### Task goal
Copy the material that follows word for word and omit its pictures.

+++

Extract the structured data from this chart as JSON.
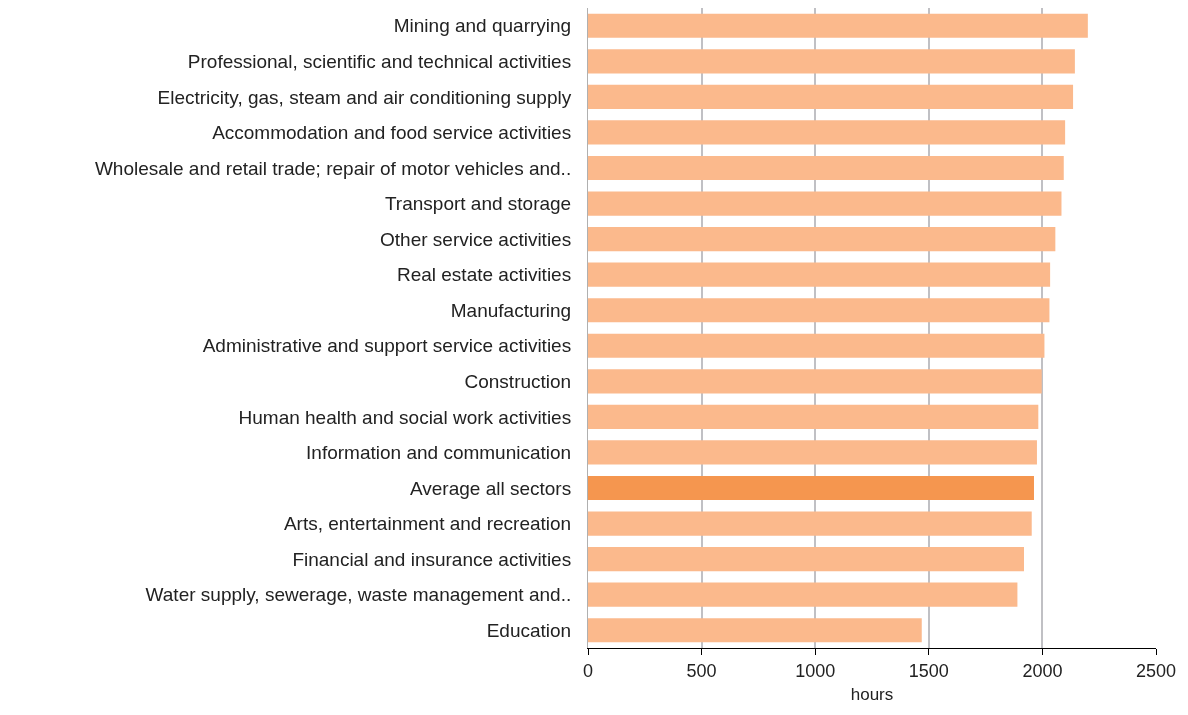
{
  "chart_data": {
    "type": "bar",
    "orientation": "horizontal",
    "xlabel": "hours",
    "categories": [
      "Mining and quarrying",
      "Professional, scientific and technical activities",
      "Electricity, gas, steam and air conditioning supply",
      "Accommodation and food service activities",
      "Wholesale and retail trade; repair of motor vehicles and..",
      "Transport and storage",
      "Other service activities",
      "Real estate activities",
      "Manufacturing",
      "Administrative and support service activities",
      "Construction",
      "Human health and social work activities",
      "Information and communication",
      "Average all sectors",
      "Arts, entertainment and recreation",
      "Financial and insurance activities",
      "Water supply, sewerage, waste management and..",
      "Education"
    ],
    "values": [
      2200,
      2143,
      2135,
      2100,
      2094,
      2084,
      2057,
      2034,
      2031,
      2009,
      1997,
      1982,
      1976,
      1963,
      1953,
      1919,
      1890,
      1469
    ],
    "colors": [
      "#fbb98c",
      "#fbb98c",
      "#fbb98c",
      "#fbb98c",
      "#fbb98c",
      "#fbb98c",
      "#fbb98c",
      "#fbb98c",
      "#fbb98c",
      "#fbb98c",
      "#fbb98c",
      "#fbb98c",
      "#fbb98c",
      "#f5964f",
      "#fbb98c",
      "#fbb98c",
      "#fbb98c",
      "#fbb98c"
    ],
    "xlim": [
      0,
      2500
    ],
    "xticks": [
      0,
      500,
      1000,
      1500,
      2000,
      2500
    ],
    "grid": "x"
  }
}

+++

### Output below
Extract the structured data from this chart as JSON.
{
  "chart_data": {
    "type": "bar",
    "orientation": "horizontal",
    "xlabel": "hours",
    "categories": [
      "Mining and quarrying",
      "Professional, scientific and technical activities",
      "Electricity, gas, steam and air conditioning supply",
      "Accommodation and food service activities",
      "Wholesale and retail trade; repair of motor vehicles and..",
      "Transport and storage",
      "Other service activities",
      "Real estate activities",
      "Manufacturing",
      "Administrative and support service activities",
      "Construction",
      "Human health and social work activities",
      "Information and communication",
      "Average all sectors",
      "Arts, entertainment and recreation",
      "Financial and insurance activities",
      "Water supply, sewerage, waste management and..",
      "Education"
    ],
    "values": [
      2200,
      2143,
      2135,
      2100,
      2094,
      2084,
      2057,
      2034,
      2031,
      2009,
      1997,
      1982,
      1976,
      1963,
      1953,
      1919,
      1890,
      1469
    ],
    "colors": [
      "#fbb98c",
      "#fbb98c",
      "#fbb98c",
      "#fbb98c",
      "#fbb98c",
      "#fbb98c",
      "#fbb98c",
      "#fbb98c",
      "#fbb98c",
      "#fbb98c",
      "#fbb98c",
      "#fbb98c",
      "#fbb98c",
      "#f5964f",
      "#fbb98c",
      "#fbb98c",
      "#fbb98c",
      "#fbb98c"
    ],
    "xlim": [
      0,
      2500
    ],
    "xticks": [
      0,
      500,
      1000,
      1500,
      2000,
      2500
    ],
    "grid": "x"
  }
}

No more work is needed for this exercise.